Dans la matinée du samedi 19 octobre 2002, le Pape Jean-Paul II a reçu en audience un sixième groupe d’évêques du Brésil . Les cinq groupes précédents avaient été reçus le 31 août (Région Sud II); le 5 septembre (Région Est 1); le 14 septembre (Régions Nord 1 et Nord-Est); le 21 septembre (Régions Ouest 1 et 2) et le 28 septembre (Région Nord-Est 2).

Dans son discours, le pape aborde la question de l’administration du baptême aux enfants. Il dit: « Parfois, les normes de l’Eglise sont interprétées de façon restrictives, en négligeant le bien le plus profond des âmes. Il arrive alors que, dans certaines circonstances, l’on demande aux parents de reculer, voire que l’on refuse même le Baptême des enfants. Il est juste que les parents et les parrains soient préparés de manière adaptée au baptême des enfants, mais il est également important que le premier sacrement de l’initiation chrétienne soit en particulier considéré comme un don gratuit de Dieu le Père ».

Vénérés frères dans l’épiscopat!

1. « Le Christ a aimé l’Eglise: il s’est livré pour elle, afin de la sanctifier » (Ep 5, 25).
J’ai à coeur de rappeler cette affirmation de la Lettre aux Ephésiens en vous recevant aujourd’hui, Evêques du Maranhão, en saisissant cette occasion pour partager avec vous la richesse du ministère pastoral qui nous a été confié par le Christ. En vous rencontrant personnellement ces jours derniers, je me suis profondément réjoui de votre zèle apostolique, dont la source et le modèle est le don de soi du Christ, rapporté par saint Paul.

Je vous embrasse cordialement, bien-aimés frères, et j’embrasse en particulier parmi vous ceux qui ont commencé leur service pastoral ces dernières années. Je remercie des paroles qu’il m’a adressées en votre nom, Mgr Affonso Felippe Gregory, Evêque d’Imperatriz et Président de la Région Nord Est 5, qui a présenté la situation actuelle des communautés chrétiennes qui vous sont confiées et dont je con-serve un souvenir plein de reconnaissance, lié à ma deuxième visite pastorale dans votre pays.

2. La mission fondamentale de l’Evêque est celle d’évangéliser, une tâche qui doit être accomplie non seulement de façon individuelle, mais également en tant qu’Eglise; il s’agit d’une mission qui se réalise dans la triple fonction d’enseigner, de sanctifier et de gouverner.

▸ **Enregistrements affichés**:

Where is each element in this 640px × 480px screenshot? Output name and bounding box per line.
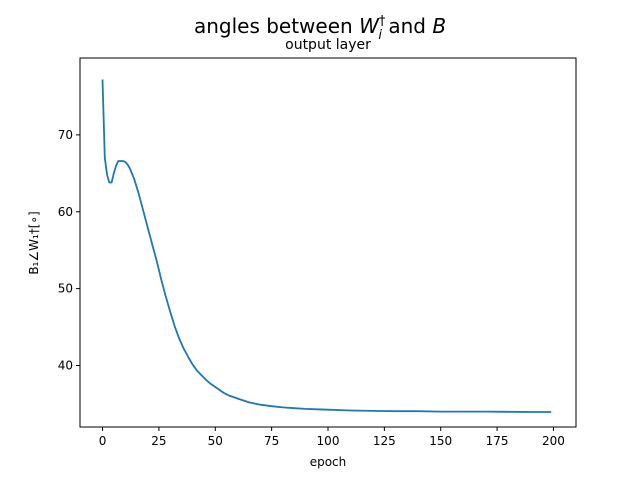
y-tick-label: 60 — [58, 205, 73, 219]
x-tick-label: 150 — [429, 434, 452, 448]
title-math-w-sup: † — [379, 14, 386, 29]
x-tick-label: 200 — [542, 434, 565, 448]
plot-area: 0 25 50 75 100 125 150 175 200 40 50 60 70 — [58, 79, 565, 448]
series-line-0 — [101, 79, 552, 413]
title-math-w-sub: i — [378, 28, 382, 43]
x-tick-label: 100 — [317, 434, 340, 448]
x-tick-label: 25 — [151, 434, 166, 448]
chart-subtitle: output layer — [285, 37, 371, 53]
x-tick-label: 175 — [486, 434, 509, 448]
y-tick-label: 70 — [58, 128, 73, 142]
x-tick-label: 50 — [208, 434, 223, 448]
title-math-w: W — [359, 14, 380, 38]
x-tick-label: 125 — [373, 434, 396, 448]
x-tick-label: 75 — [264, 434, 279, 448]
axes-frame — [79, 57, 577, 428]
chart-title: angles between W† i and B — [194, 14, 446, 43]
title-prefix: angles between — [194, 14, 359, 38]
title-math-b: B — [432, 14, 446, 38]
title-mid: and — [382, 14, 432, 38]
y-tick-label: 40 — [58, 359, 73, 373]
y-tick-label: 50 — [58, 282, 73, 296]
x-tick-label: 0 — [99, 434, 107, 448]
y-axis-label: B₁∠W₁†[∘] — [27, 211, 41, 274]
x-axis-label: epoch — [310, 455, 347, 469]
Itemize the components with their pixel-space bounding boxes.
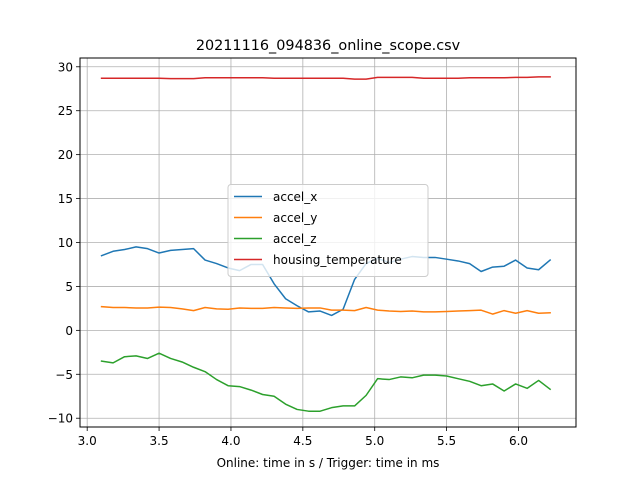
series-line-accel-z — [100, 352, 552, 412]
x-axis-label: Online: time in s / Trigger: time in ms — [217, 456, 440, 470]
x-tick-label: 4.0 — [221, 434, 240, 448]
legend: accel_x accel_y accel_z housing_temperature — [227, 184, 429, 277]
x-tick-label: 6.0 — [509, 434, 528, 448]
y-tick-label: 15 — [58, 192, 73, 206]
x-tick-label: 3.5 — [150, 434, 169, 448]
legend-label: housing_temperature — [273, 253, 402, 267]
legend-label: accel_x — [273, 190, 317, 204]
chart-title: 20211116_094836_online_scope.csv — [196, 38, 461, 54]
y-tick-label: 10 — [58, 236, 73, 250]
y-tick-label: −10 — [48, 412, 73, 426]
x-tick-label: 4.5 — [293, 434, 312, 448]
y-tick-label: 25 — [58, 104, 73, 118]
legend-label: accel_y — [273, 211, 317, 225]
series-line-housing-temperature — [100, 76, 551, 80]
y-tick-label: 20 — [58, 148, 73, 162]
legend-box — [227, 184, 429, 277]
x-tick-label: 5.0 — [365, 434, 384, 448]
series-line-accel-y — [100, 305, 551, 315]
y-axis: −10 −5 0 5 10 15 20 25 30 — [48, 60, 80, 426]
x-tick-label: 3.0 — [78, 434, 97, 448]
x-axis: 3.0 3.5 4.0 4.5 5.0 5.5 6.0 — [78, 427, 528, 448]
y-tick-label: 30 — [58, 60, 73, 74]
x-tick-label: 5.5 — [437, 434, 456, 448]
y-tick-label: 0 — [65, 324, 73, 338]
legend-label: accel_z — [273, 232, 317, 246]
y-tick-label: 5 — [65, 280, 73, 294]
series-line-accel-x — [100, 246, 552, 317]
series-lines — [100, 76, 552, 412]
y-tick-label: −5 — [55, 368, 73, 382]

▸ **Tâche à accomplir**:
Poursuivez le texte sur le discours de Jean-Paul II aux évêques du Brésil en reprenant juste après sa dernière phrase.

▸ **Résultat de l'exercice**:
En tant que vicaires et légats du Christ, vous êtes tout d’abord appelés à offrir l’annonce claire et vigoureuse de l’Evangile, de façon à ce qu’elle s’exprime dans toute l’existence du chrétien, quelle que soit la situation. On doit l’annoncer par la parole, sans laquelle la valeur apostolique des bonnes actions diminue ou se perd. On doit l’annoncer à travers les oeuvres de charité, témoignages vivants de la foi, en n’oubliant pas les oeuvres de miséricorde spirituelle à côté des oeuvres matérielles. Il ne faut pas hésiter à associer la Parole du Christ aux activités caritatives parce que l’on aurait peur de ne pas respecter les convictions des autres. Ce n’est pas de la charité que de laisser nos frères sans connaître la vérité; ce n’est pas de la charité que de nourrir les pauvres ou de rendre visite aux malades en leur offrant uniquement des ressources humaines sans leur transmettre la Parole qui sauve. « Et quoi que vous puissiez dire ou faire, que ce soit toujours au nom du Seigneur Jésus, rendant pour lui grâces au Dieu Père! » (Col 3, 17).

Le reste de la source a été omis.